## What is asked
Each line should be copied exactly.

== Stored rows ==

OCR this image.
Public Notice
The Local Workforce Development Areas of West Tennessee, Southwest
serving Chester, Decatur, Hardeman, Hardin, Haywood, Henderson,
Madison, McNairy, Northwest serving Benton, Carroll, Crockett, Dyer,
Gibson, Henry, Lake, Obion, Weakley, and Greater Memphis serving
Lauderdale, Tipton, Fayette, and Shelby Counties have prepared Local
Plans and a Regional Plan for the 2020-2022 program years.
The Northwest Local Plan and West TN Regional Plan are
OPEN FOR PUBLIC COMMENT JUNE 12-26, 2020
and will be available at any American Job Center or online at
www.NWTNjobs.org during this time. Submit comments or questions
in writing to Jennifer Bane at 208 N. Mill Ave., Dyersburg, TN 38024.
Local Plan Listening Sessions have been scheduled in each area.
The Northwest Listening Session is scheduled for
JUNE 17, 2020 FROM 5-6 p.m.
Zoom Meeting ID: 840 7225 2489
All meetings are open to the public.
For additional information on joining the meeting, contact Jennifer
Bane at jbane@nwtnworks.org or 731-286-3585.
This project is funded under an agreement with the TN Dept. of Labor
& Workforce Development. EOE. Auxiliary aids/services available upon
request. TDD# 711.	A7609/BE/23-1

===

## Result below
OCR this image.
Public Notice
The Local Workforce Development Areas of West Tennessee, Southwest
serving Chester, Decatur, Hardeman, Hardin, Haywood, Henderson,
Madison, McNairy, Northwest serving Benton, Carroll, Crockett, Dyer,
Gibson, Henry, Lake, Obion, Weakley, and Greater Memphis serving
Lauderdale, Tipton, Fayette, and Shelby Counties have prepared Local
Plans and a Regional Plan for the 2020-2022 program years.
The Northwest Local Plan and West TN Regional Plan are
OPEN FOR PUBLIC COMMENT JUNE 12-26, 2020
and will be available at any American Job Center or online at
www.NWTNjobs.org during this time. Submit comments or questions
in writing to Jennifer Bane at 208 N. Mill Ave., Dyersburg, TN 38024.
Local Plan Listening Sessions have been scheduled in each area.
The Northwest Listening Session is scheduled for
JUNE 17, 2020 FROM 5-6 p.m.
Zoom Meeting ID: 840 7225 2489
All meetings are open to the public.
For additional information on joining the meeting, contact Jennifer
Bane at jbane@nwtnworks.org or 731-286-3585.
This project is funded under an agreement with the TN Dept. of Labor
& Workforce Development. EOE. Auxiliary aids/services available upon
request. TDD# 711.	A7609/BE/23-1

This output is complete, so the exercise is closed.